Data listing:
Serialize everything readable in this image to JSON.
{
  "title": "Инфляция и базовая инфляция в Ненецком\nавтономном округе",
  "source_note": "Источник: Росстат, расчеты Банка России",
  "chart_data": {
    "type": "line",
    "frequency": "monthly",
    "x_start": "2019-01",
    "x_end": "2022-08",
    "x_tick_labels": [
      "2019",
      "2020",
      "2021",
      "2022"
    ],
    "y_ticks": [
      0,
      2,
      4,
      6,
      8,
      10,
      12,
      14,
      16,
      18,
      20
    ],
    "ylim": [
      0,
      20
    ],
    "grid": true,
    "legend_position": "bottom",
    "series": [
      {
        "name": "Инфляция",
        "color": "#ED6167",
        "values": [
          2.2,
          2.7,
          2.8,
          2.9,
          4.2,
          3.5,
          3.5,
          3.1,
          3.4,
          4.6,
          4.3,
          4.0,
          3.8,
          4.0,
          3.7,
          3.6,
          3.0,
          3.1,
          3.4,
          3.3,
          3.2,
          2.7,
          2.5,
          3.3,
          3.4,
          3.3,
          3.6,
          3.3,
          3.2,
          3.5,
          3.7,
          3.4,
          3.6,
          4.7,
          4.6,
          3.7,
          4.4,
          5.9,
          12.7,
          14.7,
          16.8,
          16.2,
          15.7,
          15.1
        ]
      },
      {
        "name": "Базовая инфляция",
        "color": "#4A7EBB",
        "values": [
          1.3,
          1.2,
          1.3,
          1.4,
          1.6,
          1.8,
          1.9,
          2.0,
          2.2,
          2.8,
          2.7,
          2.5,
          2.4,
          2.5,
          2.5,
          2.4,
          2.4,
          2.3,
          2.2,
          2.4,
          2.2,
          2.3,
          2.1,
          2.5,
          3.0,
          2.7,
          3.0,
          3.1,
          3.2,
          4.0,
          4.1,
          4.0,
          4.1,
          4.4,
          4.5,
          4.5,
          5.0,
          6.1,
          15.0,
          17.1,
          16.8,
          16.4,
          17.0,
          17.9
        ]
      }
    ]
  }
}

[Your instructions]:
Type out the entries again, word for word.

[Output of the exercise]:
Serialize everything readable in this image to JSON.
{
  "title": "Инфляция и базовая инфляция в Ненецком\nавтономном округе",
  "source_note": "Источник: Росстат, расчеты Банка России",
  "chart_data": {
    "type": "line",
    "frequency": "monthly",
    "x_start": "2019-01",
    "x_end": "2022-08",
    "x_tick_labels": [
      "2019",
      "2020",
      "2021",
      "2022"
    ],
    "y_ticks": [
      0,
      2,
      4,
      6,
      8,
      10,
      12,
      14,
      16,
      18,
      20
    ],
    "ylim": [
      0,
      20
    ],
    "grid": true,
    "legend_position": "bottom",
    "series": [
      {
        "name": "Инфляция",
        "color": "#ED6167",
        "values": [
          2.2,
          2.7,
          2.8,
          2.9,
          4.2,
          3.5,
          3.5,
          3.1,
          3.4,
          4.6,
          4.3,
          4.0,
          3.8,
          4.0,
          3.7,
          3.6,
          3.0,
          3.1,
          3.4,
          3.3,
          3.2,
          2.7,
          2.5,
          3.3,
          3.4,
          3.3,
          3.6,
          3.3,
          3.2,
          3.5,
          3.7,
          3.4,
          3.6,
          4.7,
          4.6,
          3.7,
          4.4,
          5.9,
          12.7,
          14.7,
          16.8,
          16.2,
          15.7,
          15.1
        ]
      },
      {
        "name": "Базовая инфляция",
        "color": "#4A7EBB",
        "values": [
          1.3,
          1.2,
          1.3,
          1.4,
          1.6,
          1.8,
          1.9,
          2.0,
          2.2,
          2.8,
          2.7,
          2.5,
          2.4,
          2.5,
          2.5,
          2.4,
          2.4,
          2.3,
          2.2,
          2.4,
          2.2,
          2.3,
          2.1,
          2.5,
          3.0,
          2.7,
          3.0,
          3.1,
          3.2,
          4.0,
          4.1,
          4.0,
          4.1,
          4.4,
          4.5,
          4.5,
          5.0,
          6.1,
          15.0,
          17.1,
          16.8,
          16.4,
          17.0,
          17.9
        ]
      }
    ]
  }
}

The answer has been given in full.